Please return every line of the records below unchanged, with nothing added or left out.

Data drawn from a collection
start

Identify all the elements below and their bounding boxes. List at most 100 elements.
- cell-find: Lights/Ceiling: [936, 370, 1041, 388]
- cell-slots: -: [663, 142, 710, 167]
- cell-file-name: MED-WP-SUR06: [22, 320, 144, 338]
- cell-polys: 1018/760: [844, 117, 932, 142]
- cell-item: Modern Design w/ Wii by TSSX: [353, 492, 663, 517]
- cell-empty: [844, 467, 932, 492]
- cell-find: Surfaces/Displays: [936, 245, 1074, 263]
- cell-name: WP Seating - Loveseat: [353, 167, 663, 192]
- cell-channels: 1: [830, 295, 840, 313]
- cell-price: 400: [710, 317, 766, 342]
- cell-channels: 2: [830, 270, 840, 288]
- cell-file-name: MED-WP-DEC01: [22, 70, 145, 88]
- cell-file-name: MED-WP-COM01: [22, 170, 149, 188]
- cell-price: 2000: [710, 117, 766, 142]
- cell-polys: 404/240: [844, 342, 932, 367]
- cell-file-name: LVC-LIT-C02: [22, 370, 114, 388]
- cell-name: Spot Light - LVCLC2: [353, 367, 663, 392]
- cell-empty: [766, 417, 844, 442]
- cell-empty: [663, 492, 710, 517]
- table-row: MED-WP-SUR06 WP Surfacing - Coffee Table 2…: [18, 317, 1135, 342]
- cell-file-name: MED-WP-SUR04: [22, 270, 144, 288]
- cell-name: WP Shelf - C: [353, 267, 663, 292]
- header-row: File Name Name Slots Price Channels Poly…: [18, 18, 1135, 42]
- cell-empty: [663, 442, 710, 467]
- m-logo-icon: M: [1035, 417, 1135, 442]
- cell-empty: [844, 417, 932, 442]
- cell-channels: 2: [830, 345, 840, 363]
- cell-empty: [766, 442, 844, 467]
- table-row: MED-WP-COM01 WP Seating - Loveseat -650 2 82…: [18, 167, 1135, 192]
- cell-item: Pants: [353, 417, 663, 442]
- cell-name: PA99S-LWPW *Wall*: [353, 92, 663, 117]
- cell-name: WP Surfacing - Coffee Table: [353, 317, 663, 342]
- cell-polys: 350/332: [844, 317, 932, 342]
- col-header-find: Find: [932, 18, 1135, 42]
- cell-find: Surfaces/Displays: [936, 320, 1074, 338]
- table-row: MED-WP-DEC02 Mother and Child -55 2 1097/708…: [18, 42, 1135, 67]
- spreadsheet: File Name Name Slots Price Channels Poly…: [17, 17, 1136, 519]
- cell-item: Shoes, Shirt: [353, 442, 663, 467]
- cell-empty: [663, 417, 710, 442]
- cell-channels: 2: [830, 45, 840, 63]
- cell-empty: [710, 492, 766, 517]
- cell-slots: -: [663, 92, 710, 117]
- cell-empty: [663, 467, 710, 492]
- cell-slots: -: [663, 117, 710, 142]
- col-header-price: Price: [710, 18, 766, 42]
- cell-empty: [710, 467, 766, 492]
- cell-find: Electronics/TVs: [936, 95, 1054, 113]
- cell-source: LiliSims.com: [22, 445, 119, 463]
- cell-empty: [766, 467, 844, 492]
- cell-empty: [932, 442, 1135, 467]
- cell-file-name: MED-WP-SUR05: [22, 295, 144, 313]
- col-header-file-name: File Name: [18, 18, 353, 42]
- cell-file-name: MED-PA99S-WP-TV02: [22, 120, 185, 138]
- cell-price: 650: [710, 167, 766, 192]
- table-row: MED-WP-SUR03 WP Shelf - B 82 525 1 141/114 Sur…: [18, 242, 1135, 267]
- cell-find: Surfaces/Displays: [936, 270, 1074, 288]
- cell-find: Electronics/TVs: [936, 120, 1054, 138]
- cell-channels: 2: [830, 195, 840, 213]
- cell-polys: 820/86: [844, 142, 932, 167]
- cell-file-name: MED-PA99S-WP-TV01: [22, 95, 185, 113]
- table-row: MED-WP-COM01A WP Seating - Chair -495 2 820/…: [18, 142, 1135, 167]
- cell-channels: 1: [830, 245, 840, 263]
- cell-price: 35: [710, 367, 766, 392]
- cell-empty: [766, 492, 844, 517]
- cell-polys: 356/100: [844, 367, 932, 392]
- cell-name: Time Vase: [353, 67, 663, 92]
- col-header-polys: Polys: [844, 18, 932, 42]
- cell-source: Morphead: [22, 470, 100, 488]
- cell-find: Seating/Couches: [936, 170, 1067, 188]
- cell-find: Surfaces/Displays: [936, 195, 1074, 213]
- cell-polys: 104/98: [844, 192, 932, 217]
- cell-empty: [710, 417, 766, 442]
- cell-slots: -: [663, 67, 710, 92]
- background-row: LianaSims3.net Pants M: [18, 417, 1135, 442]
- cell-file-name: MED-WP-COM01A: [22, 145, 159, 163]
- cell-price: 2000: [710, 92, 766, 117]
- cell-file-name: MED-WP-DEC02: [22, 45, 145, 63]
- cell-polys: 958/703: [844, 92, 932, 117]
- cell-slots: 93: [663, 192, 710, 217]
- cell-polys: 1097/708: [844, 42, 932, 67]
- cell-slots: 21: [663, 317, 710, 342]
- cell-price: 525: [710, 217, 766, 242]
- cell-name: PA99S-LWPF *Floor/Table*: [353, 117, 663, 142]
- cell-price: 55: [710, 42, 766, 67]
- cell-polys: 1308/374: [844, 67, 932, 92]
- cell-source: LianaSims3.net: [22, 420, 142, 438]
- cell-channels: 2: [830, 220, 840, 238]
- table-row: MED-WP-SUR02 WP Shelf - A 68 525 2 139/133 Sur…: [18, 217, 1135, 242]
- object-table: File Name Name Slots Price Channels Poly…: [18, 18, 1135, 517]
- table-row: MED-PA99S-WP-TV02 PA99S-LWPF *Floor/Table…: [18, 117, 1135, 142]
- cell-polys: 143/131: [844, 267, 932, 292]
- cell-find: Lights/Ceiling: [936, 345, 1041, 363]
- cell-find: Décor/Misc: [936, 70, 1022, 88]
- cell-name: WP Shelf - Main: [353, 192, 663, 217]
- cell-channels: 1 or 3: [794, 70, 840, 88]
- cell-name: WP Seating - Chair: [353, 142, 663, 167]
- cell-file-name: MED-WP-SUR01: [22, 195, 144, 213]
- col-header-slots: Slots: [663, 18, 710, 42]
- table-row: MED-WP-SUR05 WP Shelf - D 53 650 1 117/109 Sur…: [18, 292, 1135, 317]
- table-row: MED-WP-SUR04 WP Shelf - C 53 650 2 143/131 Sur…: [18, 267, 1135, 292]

end

Output for this task >>
Identify all the elements below and their bounding boxes. List at most 100 elements.
- cell-find: Lights/Ceiling: [936, 370, 1041, 388]
- cell-slots: -: [663, 142, 710, 167]
- cell-file-name: MED-WP-SUR06: [22, 320, 144, 338]
- cell-polys: 1018/760: [844, 117, 932, 142]
- cell-item: Modern Design w/ Wii by TSSX: [353, 492, 663, 517]
- cell-empty: [844, 467, 932, 492]
- cell-find: Surfaces/Displays: [936, 245, 1074, 263]
- cell-name: WP Seating - Loveseat: [353, 167, 663, 192]
- cell-channels: 1: [830, 295, 840, 313]
- cell-price: 400: [710, 317, 766, 342]
- cell-channels: 2: [830, 270, 840, 288]
- cell-file-name: MED-WP-DEC01: [22, 70, 145, 88]
- cell-file-name: MED-WP-COM01: [22, 170, 149, 188]
- cell-price: 2000: [710, 117, 766, 142]
- cell-polys: 404/240: [844, 342, 932, 367]
- cell-file-name: LVC-LIT-C02: [22, 370, 114, 388]
- cell-name: Spot Light - LVCLC2: [353, 367, 663, 392]
- cell-empty: [766, 417, 844, 442]
- cell-empty: [663, 492, 710, 517]
- table-row: MED-WP-SUR06 WP Surfacing - Coffee Table 2…: [18, 317, 1135, 342]
- cell-file-name: MED-WP-SUR04: [22, 270, 144, 288]
- cell-name: WP Shelf - C: [353, 267, 663, 292]
- header-row: File Name Name Slots Price Channels Poly…: [18, 18, 1135, 42]
- cell-empty: [663, 442, 710, 467]
- m-logo-icon: M: [1035, 417, 1135, 442]
- cell-empty: [844, 417, 932, 442]
- cell-channels: 2: [830, 345, 840, 363]
- cell-empty: [766, 442, 844, 467]
- table-row: MED-WP-COM01 WP Seating - Loveseat -650 2 82…: [18, 167, 1135, 192]
- cell-item: Pants: [353, 417, 663, 442]
- cell-name: PA99S-LWPW *Wall*: [353, 92, 663, 117]
- cell-name: WP Surfacing - Coffee Table: [353, 317, 663, 342]
- cell-polys: 350/332: [844, 317, 932, 342]
- col-header-find: Find: [932, 18, 1135, 42]
- cell-find: Surfaces/Displays: [936, 320, 1074, 338]
- table-row: MED-WP-DEC02 Mother and Child -55 2 1097/708…: [18, 42, 1135, 67]
- spreadsheet: File Name Name Slots Price Channels Poly…: [17, 17, 1136, 519]
- cell-item: Shoes, Shirt: [353, 442, 663, 467]
- cell-empty: [663, 417, 710, 442]
- cell-channels: 2: [830, 45, 840, 63]
- cell-empty: [710, 492, 766, 517]
- cell-slots: -: [663, 92, 710, 117]
- cell-empty: [663, 467, 710, 492]
- cell-slots: -: [663, 117, 710, 142]
- col-header-price: Price: [710, 18, 766, 42]
- cell-empty: [710, 467, 766, 492]
- cell-find: Electronics/TVs: [936, 95, 1054, 113]
- cell-source: LiliSims.com: [22, 445, 119, 463]
- cell-empty: [766, 467, 844, 492]
- cell-empty: [932, 442, 1135, 467]
- cell-file-name: MED-WP-SUR05: [22, 295, 144, 313]
- col-header-file-name: File Name: [18, 18, 353, 42]
- cell-file-name: MED-PA99S-WP-TV02: [22, 120, 185, 138]
- cell-price: 650: [710, 167, 766, 192]
- table-row: MED-WP-SUR03 WP Shelf - B 82 525 1 141/114 Sur…: [18, 242, 1135, 267]
- cell-find: Surfaces/Displays: [936, 270, 1074, 288]
- cell-find: Electronics/TVs: [936, 120, 1054, 138]
- cell-channels: 2: [830, 195, 840, 213]
- cell-polys: 820/86: [844, 142, 932, 167]
- cell-file-name: MED-PA99S-WP-TV01: [22, 95, 185, 113]
- table-row: MED-WP-COM01A WP Seating - Chair -495 2 820/…: [18, 142, 1135, 167]
- cell-channels: 1: [830, 245, 840, 263]
- cell-price: 35: [710, 367, 766, 392]
- cell-empty: [766, 492, 844, 517]
- cell-polys: 356/100: [844, 367, 932, 392]
- cell-name: Time Vase: [353, 67, 663, 92]
- col-header-polys: Polys: [844, 18, 932, 42]
- cell-source: Morphead: [22, 470, 100, 488]
- cell-find: Seating/Couches: [936, 170, 1067, 188]
- cell-find: Surfaces/Displays: [936, 195, 1074, 213]
- cell-polys: 104/98: [844, 192, 932, 217]
- cell-empty: [710, 417, 766, 442]
- cell-slots: -: [663, 67, 710, 92]
- background-row: LianaSims3.net Pants M: [18, 417, 1135, 442]
- cell-file-name: MED-WP-COM01A: [22, 145, 159, 163]
- cell-price: 2000: [710, 92, 766, 117]
- cell-file-name: MED-WP-DEC02: [22, 45, 145, 63]
- cell-polys: 958/703: [844, 92, 932, 117]
- cell-slots: 93: [663, 192, 710, 217]
- cell-polys: 1097/708: [844, 42, 932, 67]
- cell-slots: 21: [663, 317, 710, 342]
- cell-price: 525: [710, 217, 766, 242]
- cell-name: PA99S-LWPF *Floor/Table*: [353, 117, 663, 142]
- cell-price: 55: [710, 42, 766, 67]
- cell-polys: 1308/374: [844, 67, 932, 92]
- cell-source: LianaSims3.net: [22, 420, 142, 438]
- cell-channels: 2: [830, 220, 840, 238]
- table-row: MED-WP-SUR02 WP Shelf - A 68 525 2 139/133 Sur…: [18, 217, 1135, 242]
- object-table: File Name Name Slots Price Channels Poly…: [18, 18, 1135, 517]
- table-row: MED-PA99S-WP-TV02 PA99S-LWPF *Floor/Table…: [18, 117, 1135, 142]
- cell-polys: 143/131: [844, 267, 932, 292]
- cell-find: Lights/Ceiling: [936, 345, 1041, 363]
- cell-find: Décor/Misc: [936, 70, 1022, 88]
- cell-name: WP Shelf - Main: [353, 192, 663, 217]
- cell-channels: 1 or 3: [794, 70, 840, 88]
- cell-name: WP Seating - Chair: [353, 142, 663, 167]
- cell-file-name: MED-WP-SUR01: [22, 195, 144, 213]
- col-header-slots: Slots: [663, 18, 710, 42]
- table-row: MED-WP-SUR05 WP Shelf - D 53 650 1 117/109 Sur…: [18, 292, 1135, 317]
- table-row: MED-WP-SUR04 WP Shelf - C 53 650 2 143/131 Sur…: [18, 267, 1135, 292]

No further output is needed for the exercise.